■ Work instructions
Render every line of the records as a numbered list, omitting any blank lines.

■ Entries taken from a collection
◇ ◇ ◇ ◇

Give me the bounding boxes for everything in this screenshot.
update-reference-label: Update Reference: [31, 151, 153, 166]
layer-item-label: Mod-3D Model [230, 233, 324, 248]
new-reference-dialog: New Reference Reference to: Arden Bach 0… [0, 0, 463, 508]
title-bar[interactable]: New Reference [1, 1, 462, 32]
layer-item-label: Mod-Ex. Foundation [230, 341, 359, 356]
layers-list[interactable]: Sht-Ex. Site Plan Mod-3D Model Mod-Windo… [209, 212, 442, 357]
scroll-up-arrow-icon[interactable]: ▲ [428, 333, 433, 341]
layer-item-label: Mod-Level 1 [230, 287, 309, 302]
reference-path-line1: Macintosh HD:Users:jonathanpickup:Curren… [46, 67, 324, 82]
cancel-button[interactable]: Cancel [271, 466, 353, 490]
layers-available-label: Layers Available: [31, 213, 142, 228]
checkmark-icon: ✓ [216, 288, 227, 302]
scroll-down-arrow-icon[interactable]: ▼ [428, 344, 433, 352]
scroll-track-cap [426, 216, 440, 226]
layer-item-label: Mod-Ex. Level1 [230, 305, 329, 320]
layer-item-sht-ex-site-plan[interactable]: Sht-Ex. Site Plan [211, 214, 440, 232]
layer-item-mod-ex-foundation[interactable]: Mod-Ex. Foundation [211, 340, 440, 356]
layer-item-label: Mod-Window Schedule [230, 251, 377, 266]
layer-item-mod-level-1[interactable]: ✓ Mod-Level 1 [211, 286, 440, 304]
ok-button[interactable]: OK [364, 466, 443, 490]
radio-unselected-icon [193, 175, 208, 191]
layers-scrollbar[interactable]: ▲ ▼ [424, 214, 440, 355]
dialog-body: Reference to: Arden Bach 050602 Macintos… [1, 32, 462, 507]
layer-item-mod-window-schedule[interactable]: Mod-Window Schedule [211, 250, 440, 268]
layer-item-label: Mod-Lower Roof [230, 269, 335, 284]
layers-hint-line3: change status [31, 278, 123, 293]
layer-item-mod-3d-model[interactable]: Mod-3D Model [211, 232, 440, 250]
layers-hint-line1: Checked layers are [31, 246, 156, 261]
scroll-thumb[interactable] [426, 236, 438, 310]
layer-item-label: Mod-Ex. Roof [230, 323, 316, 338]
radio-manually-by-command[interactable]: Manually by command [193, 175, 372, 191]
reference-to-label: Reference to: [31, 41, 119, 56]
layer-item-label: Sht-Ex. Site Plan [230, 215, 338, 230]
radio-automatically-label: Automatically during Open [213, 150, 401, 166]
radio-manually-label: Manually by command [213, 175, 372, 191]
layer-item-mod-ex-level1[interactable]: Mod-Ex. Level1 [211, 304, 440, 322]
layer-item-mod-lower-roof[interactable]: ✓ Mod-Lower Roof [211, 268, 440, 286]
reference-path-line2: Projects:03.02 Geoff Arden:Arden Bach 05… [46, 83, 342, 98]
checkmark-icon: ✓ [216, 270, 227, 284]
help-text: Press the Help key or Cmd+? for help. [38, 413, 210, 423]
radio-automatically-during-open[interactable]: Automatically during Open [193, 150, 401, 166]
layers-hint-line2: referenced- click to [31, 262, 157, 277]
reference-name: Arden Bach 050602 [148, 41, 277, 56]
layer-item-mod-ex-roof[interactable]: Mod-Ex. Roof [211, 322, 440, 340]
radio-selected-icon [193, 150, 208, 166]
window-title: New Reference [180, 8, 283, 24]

◇ ◇ ◇ ◇

■ Output of the task
1. Give me the bounding boxes for everything in this screenshot.
2. update-reference-label: Update Reference: [31, 151, 153, 166]
3. layer-item-label: Mod-3D Model [230, 233, 324, 248]
4. new-reference-dialog: New Reference Reference to: Arden Bach 0… [0, 0, 463, 508]
5. title-bar[interactable]: New Reference [1, 1, 462, 32]
6. layer-item-label: Mod-Ex. Foundation [230, 341, 359, 356]
7. layers-list[interactable]: Sht-Ex. Site Plan Mod-3D Model Mod-Windo… [209, 212, 442, 357]
8. scroll-up-arrow-icon[interactable]: ▲ [428, 333, 433, 341]
9. layer-item-label: Mod-Level 1 [230, 287, 309, 302]
10. reference-path-line1: Macintosh HD:Users:jonathanpickup:Curren… [46, 67, 324, 82]
11. cancel-button[interactable]: Cancel [271, 466, 353, 490]
12. layers-available-label: Layers Available: [31, 213, 142, 228]
13. checkmark-icon: ✓ [216, 288, 227, 302]
14. scroll-down-arrow-icon[interactable]: ▼ [428, 344, 433, 352]
15. scroll-track-cap [426, 216, 440, 226]
16. layer-item-label: Mod-Ex. Level1 [230, 305, 329, 320]
17. layer-item-sht-ex-site-plan[interactable]: Sht-Ex. Site Plan [211, 214, 440, 232]
18. layer-item-mod-ex-foundation[interactable]: Mod-Ex. Foundation [211, 340, 440, 356]
19. layer-item-label: Mod-Window Schedule [230, 251, 377, 266]
20. layer-item-mod-level-1[interactable]: ✓ Mod-Level 1 [211, 286, 440, 304]
21. ok-button[interactable]: OK [364, 466, 443, 490]
22. radio-unselected-icon [193, 175, 208, 191]
23. layers-scrollbar[interactable]: ▲ ▼ [424, 214, 440, 355]
24. dialog-body: Reference to: Arden Bach 050602 Macintos… [1, 32, 462, 507]
25. layer-item-mod-window-schedule[interactable]: Mod-Window Schedule [211, 250, 440, 268]
26. layer-item-label: Mod-Lower Roof [230, 269, 335, 284]
27. layers-hint-line3: change status [31, 278, 123, 293]
28. layer-item-mod-3d-model[interactable]: Mod-3D Model [211, 232, 440, 250]
29. layers-hint-line1: Checked layers are [31, 246, 156, 261]
30. scroll-thumb[interactable] [426, 236, 438, 310]
31. layer-item-label: Mod-Ex. Roof [230, 323, 316, 338]
32. radio-manually-by-command[interactable]: Manually by command [193, 175, 372, 191]
33. reference-to-label: Reference to: [31, 41, 119, 56]
34. layer-item-label: Sht-Ex. Site Plan [230, 215, 338, 230]
35. radio-automatically-label: Automatically during Open [213, 150, 401, 166]
36. radio-manually-label: Manually by command [213, 175, 372, 191]
37. layer-item-mod-ex-level1[interactable]: Mod-Ex. Level1 [211, 304, 440, 322]
38. layer-item-mod-lower-roof[interactable]: ✓ Mod-Lower Roof [211, 268, 440, 286]
39. reference-path-line2: Projects:03.02 Geoff Arden:Arden Bach 05… [46, 83, 342, 98]
40. checkmark-icon: ✓ [216, 270, 227, 284]
41. help-text: Press the Help key or Cmd+? for help. [38, 413, 210, 423]
42. radio-automatically-during-open[interactable]: Automatically during Open [193, 150, 401, 166]
43. layers-hint-line2: referenced- click to [31, 262, 157, 277]
44. reference-name: Arden Bach 050602 [148, 41, 277, 56]
45. layer-item-mod-ex-roof[interactable]: Mod-Ex. Roof [211, 322, 440, 340]
46. radio-selected-icon [193, 150, 208, 166]
47. window-title: New Reference [180, 8, 283, 24]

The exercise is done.